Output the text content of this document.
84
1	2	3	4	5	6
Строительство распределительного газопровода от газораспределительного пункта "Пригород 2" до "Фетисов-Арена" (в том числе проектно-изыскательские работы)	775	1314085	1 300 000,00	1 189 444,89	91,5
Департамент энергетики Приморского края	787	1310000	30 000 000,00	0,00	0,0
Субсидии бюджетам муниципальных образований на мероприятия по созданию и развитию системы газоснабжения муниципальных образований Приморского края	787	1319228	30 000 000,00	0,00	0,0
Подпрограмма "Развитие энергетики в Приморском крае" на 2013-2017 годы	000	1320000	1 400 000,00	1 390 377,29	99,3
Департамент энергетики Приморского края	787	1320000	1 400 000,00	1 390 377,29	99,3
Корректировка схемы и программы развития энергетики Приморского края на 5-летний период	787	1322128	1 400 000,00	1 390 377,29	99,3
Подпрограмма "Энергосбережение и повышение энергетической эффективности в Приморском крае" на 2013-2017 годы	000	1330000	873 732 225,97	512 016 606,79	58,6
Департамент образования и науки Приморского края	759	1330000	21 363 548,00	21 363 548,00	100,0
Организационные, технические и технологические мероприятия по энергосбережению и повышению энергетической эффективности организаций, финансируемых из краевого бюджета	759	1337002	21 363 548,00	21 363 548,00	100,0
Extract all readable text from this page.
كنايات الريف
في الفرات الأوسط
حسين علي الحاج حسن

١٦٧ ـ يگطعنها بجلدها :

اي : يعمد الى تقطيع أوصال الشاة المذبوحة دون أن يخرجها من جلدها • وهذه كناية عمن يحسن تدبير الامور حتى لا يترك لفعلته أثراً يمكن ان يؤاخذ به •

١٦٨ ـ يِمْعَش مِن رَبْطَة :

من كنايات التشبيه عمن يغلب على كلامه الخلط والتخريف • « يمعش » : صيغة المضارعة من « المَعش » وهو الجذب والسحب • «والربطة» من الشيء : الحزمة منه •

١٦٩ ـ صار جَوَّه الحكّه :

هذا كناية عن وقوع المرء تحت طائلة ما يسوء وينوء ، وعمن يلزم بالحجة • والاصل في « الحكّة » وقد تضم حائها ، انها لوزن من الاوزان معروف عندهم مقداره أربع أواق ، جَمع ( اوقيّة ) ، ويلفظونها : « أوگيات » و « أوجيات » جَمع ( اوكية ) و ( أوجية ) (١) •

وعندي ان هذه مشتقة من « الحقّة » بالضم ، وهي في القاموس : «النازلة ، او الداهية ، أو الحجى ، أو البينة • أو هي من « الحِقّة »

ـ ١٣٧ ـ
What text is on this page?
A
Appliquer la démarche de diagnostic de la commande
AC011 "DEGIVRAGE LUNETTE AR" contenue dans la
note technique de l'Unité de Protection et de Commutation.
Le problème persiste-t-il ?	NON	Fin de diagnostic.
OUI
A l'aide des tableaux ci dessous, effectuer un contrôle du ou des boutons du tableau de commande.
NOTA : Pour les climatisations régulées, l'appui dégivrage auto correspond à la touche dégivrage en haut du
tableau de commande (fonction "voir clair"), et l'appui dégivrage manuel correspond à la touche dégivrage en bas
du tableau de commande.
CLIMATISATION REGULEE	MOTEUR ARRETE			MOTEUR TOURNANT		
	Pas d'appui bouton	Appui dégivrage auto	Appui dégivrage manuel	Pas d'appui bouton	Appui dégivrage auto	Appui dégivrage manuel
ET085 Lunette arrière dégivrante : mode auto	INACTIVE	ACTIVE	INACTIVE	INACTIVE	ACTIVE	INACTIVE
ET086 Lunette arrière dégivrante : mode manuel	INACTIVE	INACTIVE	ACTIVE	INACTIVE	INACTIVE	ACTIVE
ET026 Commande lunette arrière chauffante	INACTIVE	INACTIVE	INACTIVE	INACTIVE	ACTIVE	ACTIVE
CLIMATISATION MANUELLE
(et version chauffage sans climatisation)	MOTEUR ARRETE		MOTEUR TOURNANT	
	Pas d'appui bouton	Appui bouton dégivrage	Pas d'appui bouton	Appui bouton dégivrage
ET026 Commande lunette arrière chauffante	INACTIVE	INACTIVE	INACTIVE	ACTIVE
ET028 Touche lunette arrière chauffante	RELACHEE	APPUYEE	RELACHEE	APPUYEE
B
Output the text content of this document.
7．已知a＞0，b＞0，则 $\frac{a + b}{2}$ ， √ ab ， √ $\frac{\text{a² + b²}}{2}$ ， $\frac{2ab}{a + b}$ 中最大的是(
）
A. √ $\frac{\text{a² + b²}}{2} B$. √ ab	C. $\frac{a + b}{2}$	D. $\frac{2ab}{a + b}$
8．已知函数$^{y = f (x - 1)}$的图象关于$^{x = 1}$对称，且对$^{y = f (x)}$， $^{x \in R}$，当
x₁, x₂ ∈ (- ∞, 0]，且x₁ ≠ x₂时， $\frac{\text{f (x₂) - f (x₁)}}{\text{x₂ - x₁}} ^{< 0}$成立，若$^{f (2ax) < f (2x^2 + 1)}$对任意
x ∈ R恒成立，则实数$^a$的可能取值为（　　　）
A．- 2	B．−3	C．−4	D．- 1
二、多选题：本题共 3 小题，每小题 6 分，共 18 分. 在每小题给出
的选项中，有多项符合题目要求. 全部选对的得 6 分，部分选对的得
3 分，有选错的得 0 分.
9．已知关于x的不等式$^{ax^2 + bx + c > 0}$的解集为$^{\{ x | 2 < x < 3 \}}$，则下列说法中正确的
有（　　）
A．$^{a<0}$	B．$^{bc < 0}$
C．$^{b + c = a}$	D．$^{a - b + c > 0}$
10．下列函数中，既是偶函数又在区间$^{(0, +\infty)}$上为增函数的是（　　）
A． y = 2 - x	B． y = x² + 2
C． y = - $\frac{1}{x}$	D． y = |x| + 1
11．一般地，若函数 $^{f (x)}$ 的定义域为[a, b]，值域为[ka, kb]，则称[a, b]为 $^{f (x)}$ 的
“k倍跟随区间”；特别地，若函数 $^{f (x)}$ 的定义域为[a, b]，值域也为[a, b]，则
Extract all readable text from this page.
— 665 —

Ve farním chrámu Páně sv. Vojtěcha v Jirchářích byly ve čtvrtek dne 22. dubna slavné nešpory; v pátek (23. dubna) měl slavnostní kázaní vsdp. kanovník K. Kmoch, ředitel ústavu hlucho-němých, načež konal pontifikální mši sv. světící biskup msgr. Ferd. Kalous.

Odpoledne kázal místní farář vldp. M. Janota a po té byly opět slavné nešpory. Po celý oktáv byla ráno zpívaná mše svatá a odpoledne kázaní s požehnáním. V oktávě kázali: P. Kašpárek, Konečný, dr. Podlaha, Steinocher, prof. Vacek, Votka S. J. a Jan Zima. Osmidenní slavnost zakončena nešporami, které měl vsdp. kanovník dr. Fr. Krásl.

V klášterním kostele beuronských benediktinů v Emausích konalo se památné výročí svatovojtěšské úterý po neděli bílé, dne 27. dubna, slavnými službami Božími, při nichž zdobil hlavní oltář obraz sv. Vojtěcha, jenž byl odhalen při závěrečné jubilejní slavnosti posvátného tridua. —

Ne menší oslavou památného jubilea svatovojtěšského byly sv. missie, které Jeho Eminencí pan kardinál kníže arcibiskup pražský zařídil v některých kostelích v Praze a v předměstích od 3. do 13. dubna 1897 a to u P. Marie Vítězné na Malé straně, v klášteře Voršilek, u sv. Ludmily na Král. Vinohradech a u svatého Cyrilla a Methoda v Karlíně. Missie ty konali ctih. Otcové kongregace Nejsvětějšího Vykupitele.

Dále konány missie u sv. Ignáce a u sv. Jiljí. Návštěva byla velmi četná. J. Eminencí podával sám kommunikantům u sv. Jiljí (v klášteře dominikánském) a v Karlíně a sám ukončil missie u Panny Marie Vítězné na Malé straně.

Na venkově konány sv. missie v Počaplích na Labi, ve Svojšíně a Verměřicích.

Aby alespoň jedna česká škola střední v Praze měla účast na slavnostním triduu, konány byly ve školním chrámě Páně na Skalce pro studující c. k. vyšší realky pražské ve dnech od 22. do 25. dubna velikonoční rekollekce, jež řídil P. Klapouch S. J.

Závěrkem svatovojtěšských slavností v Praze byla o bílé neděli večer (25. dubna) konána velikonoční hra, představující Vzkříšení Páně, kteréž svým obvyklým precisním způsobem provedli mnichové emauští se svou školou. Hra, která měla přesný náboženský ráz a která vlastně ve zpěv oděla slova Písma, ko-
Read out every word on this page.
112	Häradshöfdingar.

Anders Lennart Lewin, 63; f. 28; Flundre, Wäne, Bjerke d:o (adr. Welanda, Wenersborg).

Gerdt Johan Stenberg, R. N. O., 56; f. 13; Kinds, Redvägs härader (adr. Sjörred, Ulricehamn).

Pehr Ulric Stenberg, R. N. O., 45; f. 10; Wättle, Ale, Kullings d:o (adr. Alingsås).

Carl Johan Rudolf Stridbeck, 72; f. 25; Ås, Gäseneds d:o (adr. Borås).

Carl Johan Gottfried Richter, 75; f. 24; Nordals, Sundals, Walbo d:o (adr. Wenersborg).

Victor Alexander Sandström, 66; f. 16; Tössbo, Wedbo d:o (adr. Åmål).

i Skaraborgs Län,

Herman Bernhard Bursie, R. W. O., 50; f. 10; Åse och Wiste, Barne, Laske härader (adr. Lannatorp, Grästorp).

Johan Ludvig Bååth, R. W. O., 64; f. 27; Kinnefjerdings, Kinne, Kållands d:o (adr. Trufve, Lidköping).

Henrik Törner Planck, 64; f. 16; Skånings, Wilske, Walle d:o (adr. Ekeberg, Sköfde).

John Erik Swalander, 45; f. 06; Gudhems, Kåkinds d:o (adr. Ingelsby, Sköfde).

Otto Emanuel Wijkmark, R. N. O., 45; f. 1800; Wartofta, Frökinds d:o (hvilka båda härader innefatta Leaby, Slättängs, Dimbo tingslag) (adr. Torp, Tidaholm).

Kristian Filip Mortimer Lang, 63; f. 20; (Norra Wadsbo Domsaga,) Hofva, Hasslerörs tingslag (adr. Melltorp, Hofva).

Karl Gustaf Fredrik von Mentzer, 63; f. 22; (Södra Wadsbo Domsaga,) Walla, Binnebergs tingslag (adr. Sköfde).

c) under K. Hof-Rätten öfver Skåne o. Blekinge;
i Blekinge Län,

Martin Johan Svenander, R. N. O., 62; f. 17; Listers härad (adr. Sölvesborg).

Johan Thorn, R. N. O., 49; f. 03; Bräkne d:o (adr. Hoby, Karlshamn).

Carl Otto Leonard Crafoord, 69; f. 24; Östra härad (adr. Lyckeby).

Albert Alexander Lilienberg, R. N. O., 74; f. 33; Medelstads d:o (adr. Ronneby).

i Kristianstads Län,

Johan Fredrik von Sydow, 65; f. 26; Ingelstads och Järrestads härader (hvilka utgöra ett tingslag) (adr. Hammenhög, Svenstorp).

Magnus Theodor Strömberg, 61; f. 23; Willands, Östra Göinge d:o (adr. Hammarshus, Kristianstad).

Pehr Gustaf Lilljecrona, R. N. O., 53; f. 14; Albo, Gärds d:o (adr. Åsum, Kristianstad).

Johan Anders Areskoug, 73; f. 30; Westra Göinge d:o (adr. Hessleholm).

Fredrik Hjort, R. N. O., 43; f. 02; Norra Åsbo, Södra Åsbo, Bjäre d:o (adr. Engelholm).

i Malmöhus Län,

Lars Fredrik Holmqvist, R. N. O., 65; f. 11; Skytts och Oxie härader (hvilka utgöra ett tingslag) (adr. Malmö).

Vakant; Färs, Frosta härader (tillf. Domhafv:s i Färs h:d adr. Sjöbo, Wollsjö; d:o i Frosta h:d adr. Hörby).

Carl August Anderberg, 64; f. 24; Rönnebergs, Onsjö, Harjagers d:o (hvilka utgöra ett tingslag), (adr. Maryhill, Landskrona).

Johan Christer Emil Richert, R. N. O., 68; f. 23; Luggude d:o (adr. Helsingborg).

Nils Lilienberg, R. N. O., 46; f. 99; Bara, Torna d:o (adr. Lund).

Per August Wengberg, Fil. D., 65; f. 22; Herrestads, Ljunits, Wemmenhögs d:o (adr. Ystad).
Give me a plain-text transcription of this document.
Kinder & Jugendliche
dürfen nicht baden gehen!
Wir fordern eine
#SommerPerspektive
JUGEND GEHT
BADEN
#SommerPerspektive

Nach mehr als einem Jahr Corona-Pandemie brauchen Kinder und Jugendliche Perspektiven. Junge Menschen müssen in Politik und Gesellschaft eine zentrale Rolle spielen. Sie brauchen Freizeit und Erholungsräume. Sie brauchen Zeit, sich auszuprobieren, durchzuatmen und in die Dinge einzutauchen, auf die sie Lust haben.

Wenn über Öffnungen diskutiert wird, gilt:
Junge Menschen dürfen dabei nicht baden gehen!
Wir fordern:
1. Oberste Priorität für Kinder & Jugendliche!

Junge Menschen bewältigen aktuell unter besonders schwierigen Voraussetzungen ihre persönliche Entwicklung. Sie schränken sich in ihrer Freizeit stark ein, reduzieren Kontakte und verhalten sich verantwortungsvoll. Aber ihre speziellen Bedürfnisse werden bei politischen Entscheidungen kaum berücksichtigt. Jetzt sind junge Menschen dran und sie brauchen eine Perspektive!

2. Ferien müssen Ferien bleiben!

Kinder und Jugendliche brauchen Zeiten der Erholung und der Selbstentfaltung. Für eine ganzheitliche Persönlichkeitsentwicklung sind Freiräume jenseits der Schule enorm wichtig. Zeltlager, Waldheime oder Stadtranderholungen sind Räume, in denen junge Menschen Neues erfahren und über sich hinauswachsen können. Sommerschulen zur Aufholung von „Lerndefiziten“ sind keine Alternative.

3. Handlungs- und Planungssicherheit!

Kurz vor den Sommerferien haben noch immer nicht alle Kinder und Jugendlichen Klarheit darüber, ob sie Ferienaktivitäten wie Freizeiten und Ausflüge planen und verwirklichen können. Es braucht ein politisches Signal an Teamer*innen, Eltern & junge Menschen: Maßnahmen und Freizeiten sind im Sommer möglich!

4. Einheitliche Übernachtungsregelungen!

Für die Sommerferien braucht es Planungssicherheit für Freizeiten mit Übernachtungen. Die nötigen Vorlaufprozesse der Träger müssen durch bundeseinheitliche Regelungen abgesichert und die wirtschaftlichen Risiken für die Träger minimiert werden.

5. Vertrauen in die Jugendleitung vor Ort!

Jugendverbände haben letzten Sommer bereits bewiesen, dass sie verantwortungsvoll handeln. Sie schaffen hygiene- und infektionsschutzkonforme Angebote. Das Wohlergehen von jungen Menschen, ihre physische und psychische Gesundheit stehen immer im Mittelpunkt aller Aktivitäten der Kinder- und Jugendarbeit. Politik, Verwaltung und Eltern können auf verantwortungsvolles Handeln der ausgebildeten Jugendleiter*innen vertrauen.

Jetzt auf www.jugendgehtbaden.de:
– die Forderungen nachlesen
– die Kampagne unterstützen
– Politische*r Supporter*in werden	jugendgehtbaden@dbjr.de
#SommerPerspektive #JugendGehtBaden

## WHAT THE EXERCISE ASKS
How many of the lines above hold the word "Norra"? Give only that number.

## RESPONSE
2